After locating the line that contains "Enumerate this screenshot's", quote it and all lines after it through the end of the entries, and nothing more. Pictures stay out.

begin The input

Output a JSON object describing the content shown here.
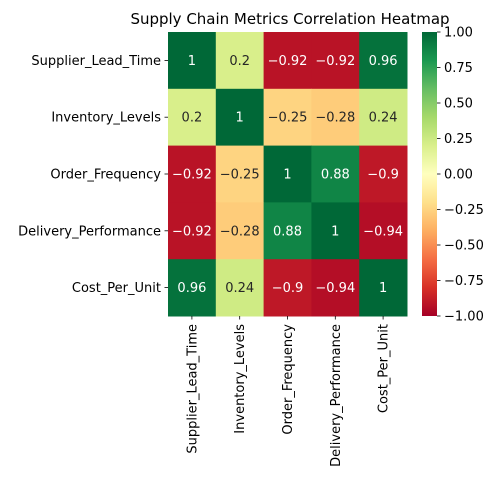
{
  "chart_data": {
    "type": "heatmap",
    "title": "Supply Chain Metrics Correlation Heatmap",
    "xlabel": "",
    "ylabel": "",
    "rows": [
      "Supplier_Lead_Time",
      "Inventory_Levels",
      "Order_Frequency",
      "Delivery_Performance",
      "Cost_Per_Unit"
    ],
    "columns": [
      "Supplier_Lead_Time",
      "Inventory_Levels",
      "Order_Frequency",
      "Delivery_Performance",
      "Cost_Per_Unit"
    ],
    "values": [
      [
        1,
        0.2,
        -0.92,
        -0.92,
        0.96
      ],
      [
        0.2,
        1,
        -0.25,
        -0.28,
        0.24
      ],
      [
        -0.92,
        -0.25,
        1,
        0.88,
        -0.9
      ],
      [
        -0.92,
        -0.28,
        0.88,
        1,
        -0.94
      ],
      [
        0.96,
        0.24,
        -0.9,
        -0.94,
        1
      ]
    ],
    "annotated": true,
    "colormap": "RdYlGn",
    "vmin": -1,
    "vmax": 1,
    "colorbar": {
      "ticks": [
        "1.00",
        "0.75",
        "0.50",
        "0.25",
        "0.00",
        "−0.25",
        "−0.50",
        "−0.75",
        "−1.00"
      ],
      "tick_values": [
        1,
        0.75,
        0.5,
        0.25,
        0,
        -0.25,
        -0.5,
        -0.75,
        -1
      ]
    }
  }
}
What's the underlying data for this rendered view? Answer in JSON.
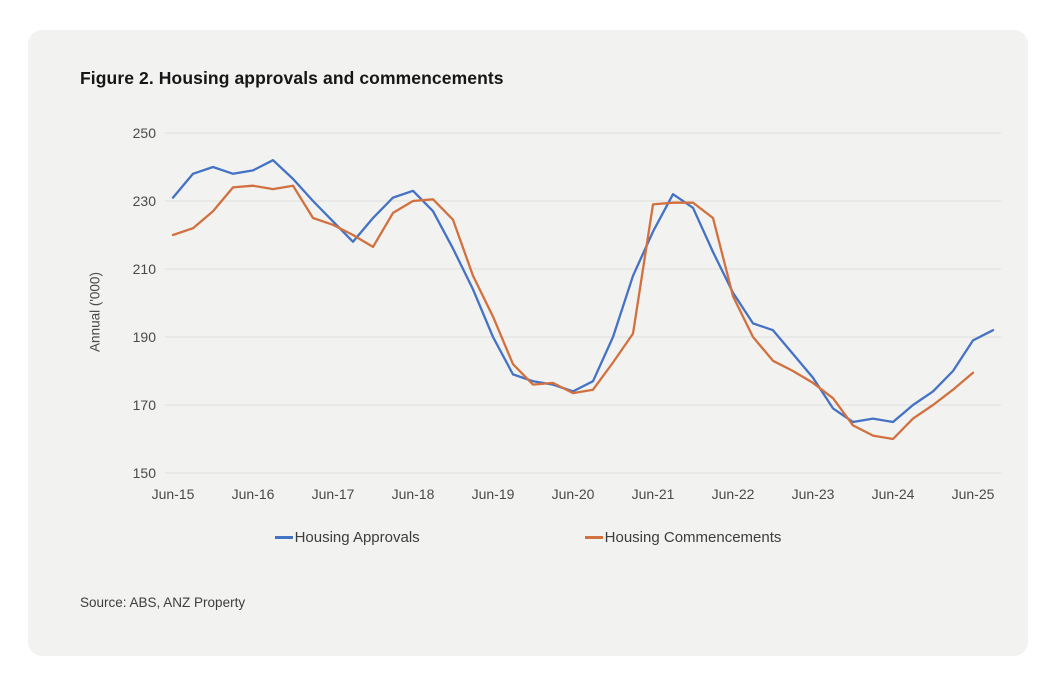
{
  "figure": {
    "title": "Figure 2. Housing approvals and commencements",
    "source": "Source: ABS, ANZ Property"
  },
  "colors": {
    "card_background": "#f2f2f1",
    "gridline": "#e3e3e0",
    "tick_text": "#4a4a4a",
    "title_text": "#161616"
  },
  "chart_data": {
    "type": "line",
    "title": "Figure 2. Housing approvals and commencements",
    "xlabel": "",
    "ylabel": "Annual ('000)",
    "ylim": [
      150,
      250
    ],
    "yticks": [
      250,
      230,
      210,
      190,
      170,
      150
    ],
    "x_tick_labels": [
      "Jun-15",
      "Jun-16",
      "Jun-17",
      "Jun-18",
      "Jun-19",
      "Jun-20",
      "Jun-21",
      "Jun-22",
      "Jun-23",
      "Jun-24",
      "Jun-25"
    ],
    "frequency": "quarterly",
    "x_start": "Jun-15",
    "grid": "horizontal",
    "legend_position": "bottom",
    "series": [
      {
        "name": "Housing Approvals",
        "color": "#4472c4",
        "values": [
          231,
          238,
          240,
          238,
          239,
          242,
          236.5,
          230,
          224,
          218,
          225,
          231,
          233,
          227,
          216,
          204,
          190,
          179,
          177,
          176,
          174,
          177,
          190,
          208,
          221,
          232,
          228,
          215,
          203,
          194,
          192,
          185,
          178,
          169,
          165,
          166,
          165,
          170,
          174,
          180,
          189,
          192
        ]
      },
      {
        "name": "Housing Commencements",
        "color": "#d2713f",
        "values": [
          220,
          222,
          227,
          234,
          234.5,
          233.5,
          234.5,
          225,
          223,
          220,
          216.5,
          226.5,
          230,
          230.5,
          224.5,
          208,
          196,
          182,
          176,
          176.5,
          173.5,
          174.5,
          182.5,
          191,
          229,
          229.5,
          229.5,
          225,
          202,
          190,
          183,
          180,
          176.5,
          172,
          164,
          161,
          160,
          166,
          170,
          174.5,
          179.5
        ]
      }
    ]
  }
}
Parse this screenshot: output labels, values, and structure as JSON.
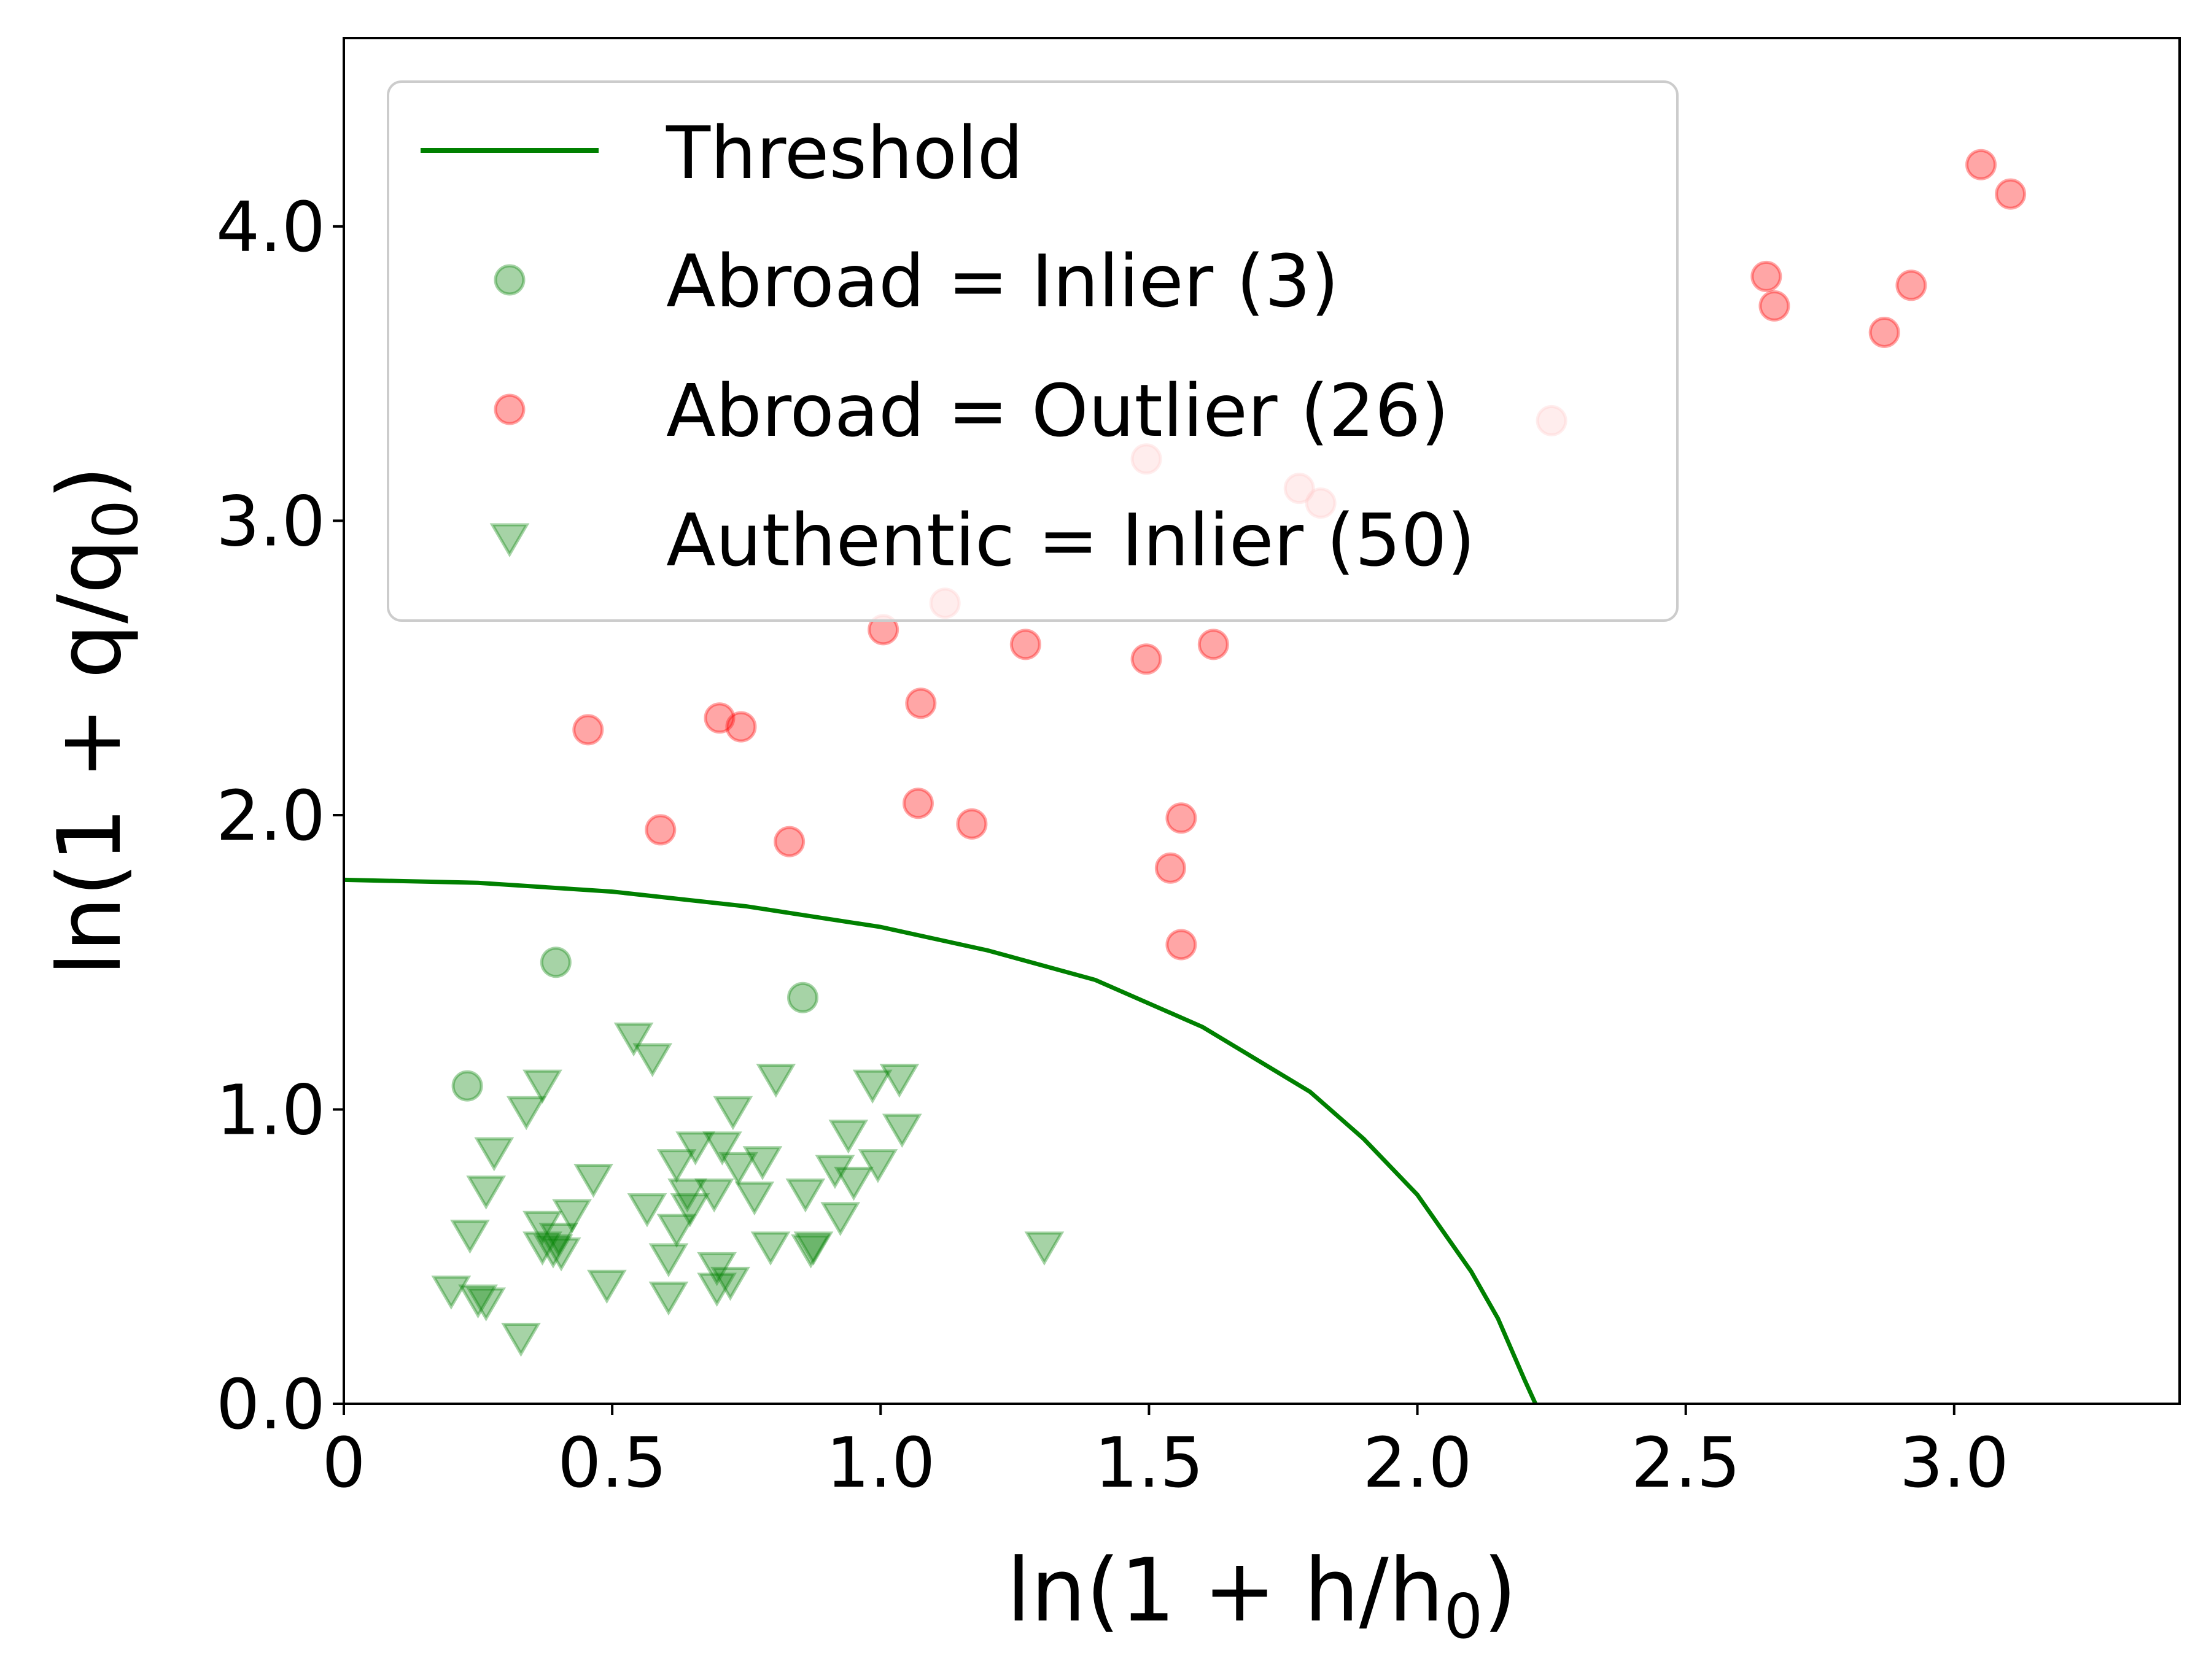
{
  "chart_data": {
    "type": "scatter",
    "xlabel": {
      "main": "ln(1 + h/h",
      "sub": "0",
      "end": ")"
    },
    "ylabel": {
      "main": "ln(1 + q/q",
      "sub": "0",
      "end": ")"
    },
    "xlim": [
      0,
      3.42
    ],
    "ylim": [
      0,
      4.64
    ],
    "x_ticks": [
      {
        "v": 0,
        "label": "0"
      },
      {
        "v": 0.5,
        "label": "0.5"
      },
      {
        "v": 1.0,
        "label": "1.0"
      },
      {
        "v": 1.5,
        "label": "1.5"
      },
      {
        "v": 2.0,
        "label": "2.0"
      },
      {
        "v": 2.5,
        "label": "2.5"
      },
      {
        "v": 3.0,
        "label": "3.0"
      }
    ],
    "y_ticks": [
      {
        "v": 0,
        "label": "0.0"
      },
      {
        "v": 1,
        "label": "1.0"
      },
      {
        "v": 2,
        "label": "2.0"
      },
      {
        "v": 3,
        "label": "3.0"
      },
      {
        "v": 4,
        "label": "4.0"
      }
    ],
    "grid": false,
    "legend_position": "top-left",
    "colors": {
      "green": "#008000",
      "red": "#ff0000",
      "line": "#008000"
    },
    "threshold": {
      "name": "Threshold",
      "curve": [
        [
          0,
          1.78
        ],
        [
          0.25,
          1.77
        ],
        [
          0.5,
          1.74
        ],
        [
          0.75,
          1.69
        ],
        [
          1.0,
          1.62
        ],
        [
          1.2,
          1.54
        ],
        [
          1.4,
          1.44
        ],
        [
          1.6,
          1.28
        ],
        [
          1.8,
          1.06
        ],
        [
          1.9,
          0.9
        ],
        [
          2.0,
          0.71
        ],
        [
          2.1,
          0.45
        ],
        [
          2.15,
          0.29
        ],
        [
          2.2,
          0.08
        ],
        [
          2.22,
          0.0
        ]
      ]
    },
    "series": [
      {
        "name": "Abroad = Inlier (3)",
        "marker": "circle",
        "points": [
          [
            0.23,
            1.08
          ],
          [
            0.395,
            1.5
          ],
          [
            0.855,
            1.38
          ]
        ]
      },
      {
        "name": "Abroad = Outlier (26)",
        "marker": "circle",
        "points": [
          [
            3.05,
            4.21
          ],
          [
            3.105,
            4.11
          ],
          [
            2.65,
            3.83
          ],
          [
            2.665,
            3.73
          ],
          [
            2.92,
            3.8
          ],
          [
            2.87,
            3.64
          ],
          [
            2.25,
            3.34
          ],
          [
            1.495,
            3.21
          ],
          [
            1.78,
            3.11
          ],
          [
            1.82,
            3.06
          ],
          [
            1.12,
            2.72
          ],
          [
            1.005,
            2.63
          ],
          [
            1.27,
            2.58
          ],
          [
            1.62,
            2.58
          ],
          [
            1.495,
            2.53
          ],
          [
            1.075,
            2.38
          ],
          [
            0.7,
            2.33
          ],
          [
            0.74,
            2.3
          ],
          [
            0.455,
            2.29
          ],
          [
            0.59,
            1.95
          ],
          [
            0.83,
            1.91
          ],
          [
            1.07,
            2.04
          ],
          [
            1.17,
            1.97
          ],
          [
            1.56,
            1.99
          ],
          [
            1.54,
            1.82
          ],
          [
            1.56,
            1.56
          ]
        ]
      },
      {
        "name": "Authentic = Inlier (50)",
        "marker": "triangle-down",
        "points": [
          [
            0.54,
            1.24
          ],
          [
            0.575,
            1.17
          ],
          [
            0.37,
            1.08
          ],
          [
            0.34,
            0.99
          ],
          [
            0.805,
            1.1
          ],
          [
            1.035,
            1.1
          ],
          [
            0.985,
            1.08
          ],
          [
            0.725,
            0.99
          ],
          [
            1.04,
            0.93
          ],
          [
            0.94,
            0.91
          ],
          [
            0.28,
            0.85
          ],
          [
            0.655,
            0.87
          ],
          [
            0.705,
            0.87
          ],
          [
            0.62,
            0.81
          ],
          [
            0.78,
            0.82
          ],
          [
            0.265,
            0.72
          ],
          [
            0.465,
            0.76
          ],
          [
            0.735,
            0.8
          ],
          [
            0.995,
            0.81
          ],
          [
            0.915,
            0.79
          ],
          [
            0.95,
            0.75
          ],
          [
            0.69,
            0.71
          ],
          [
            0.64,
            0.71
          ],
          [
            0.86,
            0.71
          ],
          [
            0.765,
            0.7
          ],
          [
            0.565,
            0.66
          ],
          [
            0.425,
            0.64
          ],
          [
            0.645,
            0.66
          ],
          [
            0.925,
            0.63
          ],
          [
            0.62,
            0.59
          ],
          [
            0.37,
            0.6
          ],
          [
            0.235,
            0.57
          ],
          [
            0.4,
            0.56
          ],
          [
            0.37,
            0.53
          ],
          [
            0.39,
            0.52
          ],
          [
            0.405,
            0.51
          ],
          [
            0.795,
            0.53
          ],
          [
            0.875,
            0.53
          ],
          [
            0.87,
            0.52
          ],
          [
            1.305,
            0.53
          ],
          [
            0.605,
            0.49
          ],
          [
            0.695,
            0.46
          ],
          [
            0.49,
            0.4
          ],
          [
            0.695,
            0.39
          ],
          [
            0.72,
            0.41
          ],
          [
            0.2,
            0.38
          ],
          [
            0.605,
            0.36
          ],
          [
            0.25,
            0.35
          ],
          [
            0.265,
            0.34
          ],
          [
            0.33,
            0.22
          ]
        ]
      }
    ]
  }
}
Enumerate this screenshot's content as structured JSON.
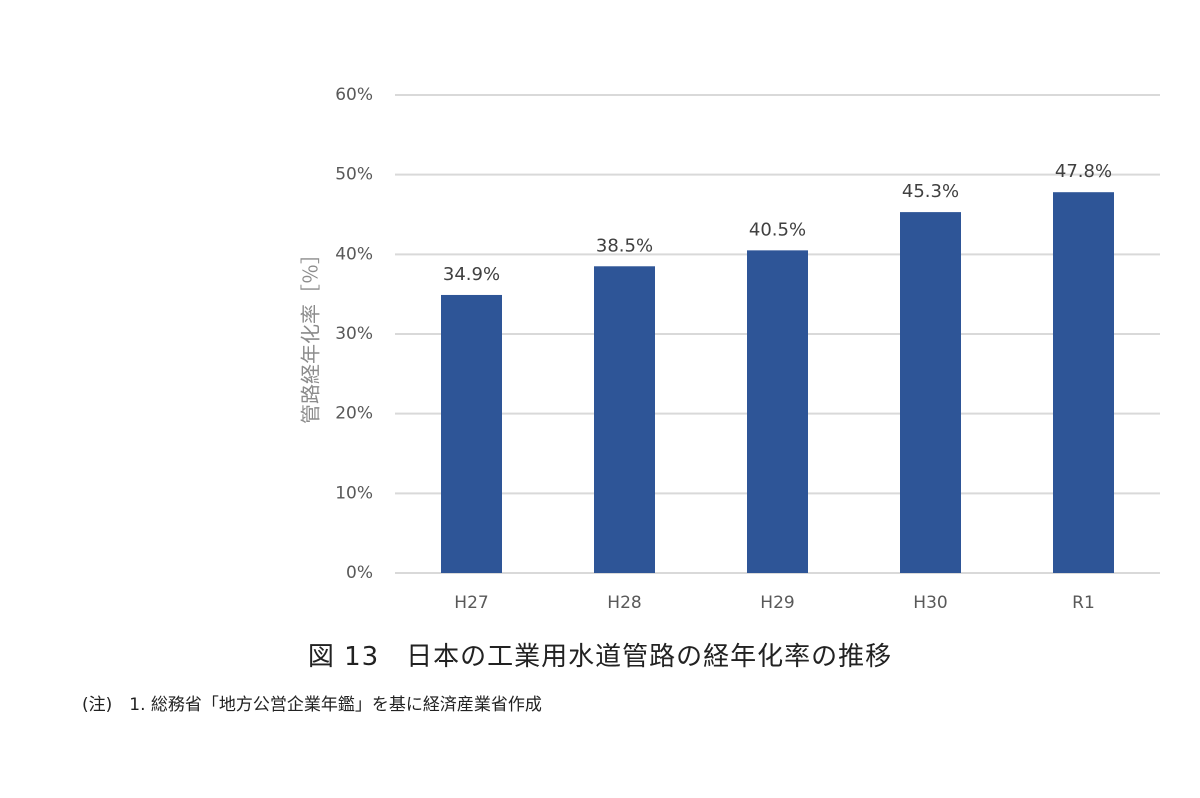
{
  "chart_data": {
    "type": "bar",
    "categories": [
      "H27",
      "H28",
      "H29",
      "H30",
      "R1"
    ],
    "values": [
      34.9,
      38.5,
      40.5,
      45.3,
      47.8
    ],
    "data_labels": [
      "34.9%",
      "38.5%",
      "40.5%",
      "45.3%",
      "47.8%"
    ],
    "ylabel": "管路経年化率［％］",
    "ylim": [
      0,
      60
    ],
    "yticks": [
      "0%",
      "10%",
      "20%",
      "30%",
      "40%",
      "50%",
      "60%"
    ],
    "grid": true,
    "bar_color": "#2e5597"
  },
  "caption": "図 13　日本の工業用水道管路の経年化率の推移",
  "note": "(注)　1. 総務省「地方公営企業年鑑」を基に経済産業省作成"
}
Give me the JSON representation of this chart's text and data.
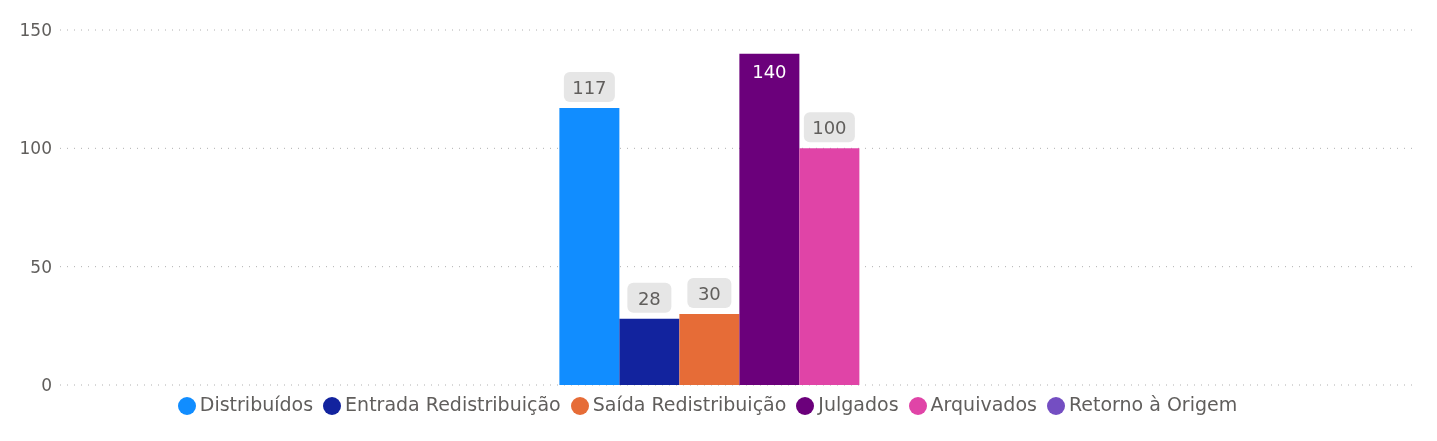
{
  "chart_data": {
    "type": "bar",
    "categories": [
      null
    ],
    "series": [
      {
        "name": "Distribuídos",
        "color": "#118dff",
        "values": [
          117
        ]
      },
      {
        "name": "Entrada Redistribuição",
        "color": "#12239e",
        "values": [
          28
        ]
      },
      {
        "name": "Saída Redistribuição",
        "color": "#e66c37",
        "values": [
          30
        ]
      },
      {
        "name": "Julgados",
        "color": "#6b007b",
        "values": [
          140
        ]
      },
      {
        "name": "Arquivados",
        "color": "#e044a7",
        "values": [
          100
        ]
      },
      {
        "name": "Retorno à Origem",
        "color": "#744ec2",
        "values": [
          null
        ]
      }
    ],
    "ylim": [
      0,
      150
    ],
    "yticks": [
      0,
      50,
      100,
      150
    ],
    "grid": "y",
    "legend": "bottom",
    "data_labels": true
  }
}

end The input

* **Problem solution**:
Enumerate this screenshot's content as structured JSON.
{
  "chart_data": {
    "type": "bar",
    "categories": [
      "H27",
      "H28",
      "H29",
      "H30",
      "R1"
    ],
    "values": [
      34.9,
      38.5,
      40.5,
      45.3,
      47.8
    ],
    "data_labels": [
      "34.9%",
      "38.5%",
      "40.5%",
      "45.3%",
      "47.8%"
    ],
    "ylabel": "管路経年化率［％］",
    "ylim": [
      0,
      60
    ],
    "yticks": [
      "0%",
      "10%",
      "20%",
      "30%",
      "40%",
      "50%",
      "60%"
    ],
    "grid": true,
    "bar_color": "#2e5597"
  },
  "caption": "図 13　日本の工業用水道管路の経年化率の推移",
  "note": "(注)　1. 総務省「地方公営企業年鑑」を基に経済産業省作成"
}
Give me the JSON representation of this chart's text and data.
{
  "chart_data": {
    "type": "bar",
    "categories": [
      null
    ],
    "series": [
      {
        "name": "Distribuídos",
        "color": "#118dff",
        "values": [
          117
        ]
      },
      {
        "name": "Entrada Redistribuição",
        "color": "#12239e",
        "values": [
          28
        ]
      },
      {
        "name": "Saída Redistribuição",
        "color": "#e66c37",
        "values": [
          30
        ]
      },
      {
        "name": "Julgados",
        "color": "#6b007b",
        "values": [
          140
        ]
      },
      {
        "name": "Arquivados",
        "color": "#e044a7",
        "values": [
          100
        ]
      },
      {
        "name": "Retorno à Origem",
        "color": "#744ec2",
        "values": [
          null
        ]
      }
    ],
    "ylim": [
      0,
      150
    ],
    "yticks": [
      0,
      50,
      100,
      150
    ],
    "grid": "y",
    "legend": "bottom",
    "data_labels": true
  }
}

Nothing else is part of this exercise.